-------- Available data

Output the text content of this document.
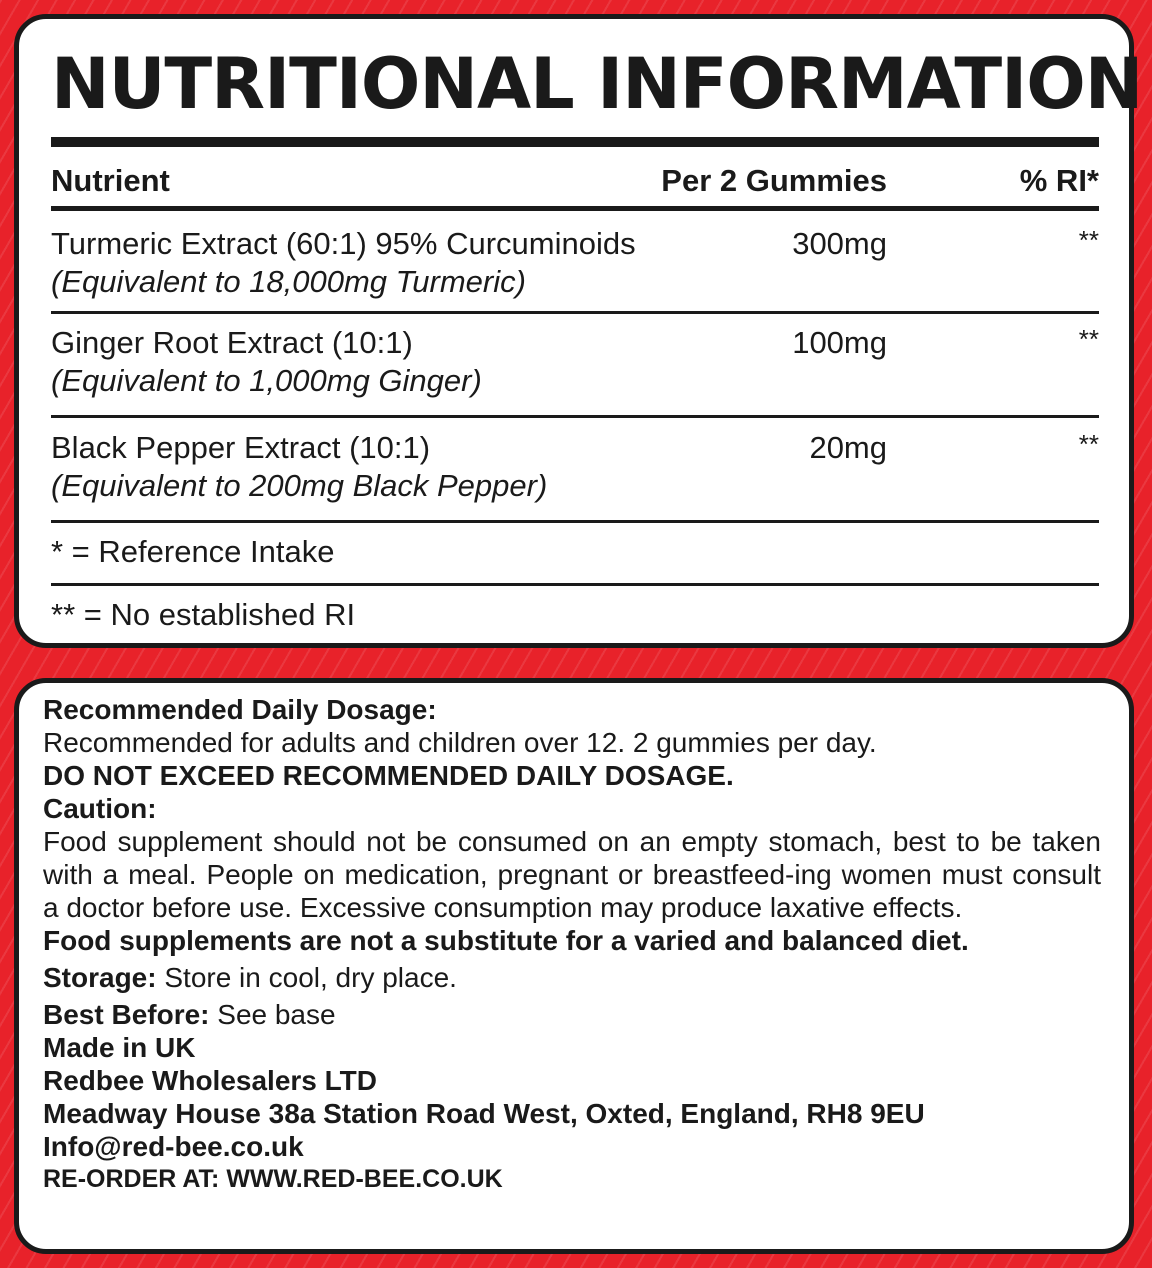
NUTRITIONAL INFORMATION
Nutrient	Per 2 Gummies	% RI*
Turmeric Extract (60:1) 95% Curcuminoids
(Equivalent to 18,000mg Turmeric)
300mg	**
Ginger Root Extract (10:1)
(Equivalent to 1,000mg Ginger)
100mg	**
Black Pepper Extract (10:1)
(Equivalent to 200mg Black Pepper)
20mg	**
* = Reference Intake
** = No established RI
Recommended Daily Dosage:
Recommended for adults and children over 12. 2 gummies per day.
DO NOT EXCEED RECOMMENDED DAILY DOSAGE.
Caution:
Food supplement should not be consumed on an empty stomach, best to be taken with a meal. People on medication, pregnant or breastfeed-ing women must consult a doctor before use. Excessive consumption may produce laxative effects.
Food supplements are not a substitute for a varied and balanced diet.
Storage: Store in cool, dry place.
Best Before: See base
Made in UK
Redbee Wholesalers LTD
Meadway House 38a Station Road West, Oxted, England, RH8 9EU
Info@red-bee.co.uk
RE-ORDER AT: WWW.RED-BEE.CO.UK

----------------

* **Exercise prompt**
Show every line of the listing in which the string "Ginger" can be found.

* **Full response**
Ginger Root Extract (10:1)
(Equivalent to 1,000mg Ginger)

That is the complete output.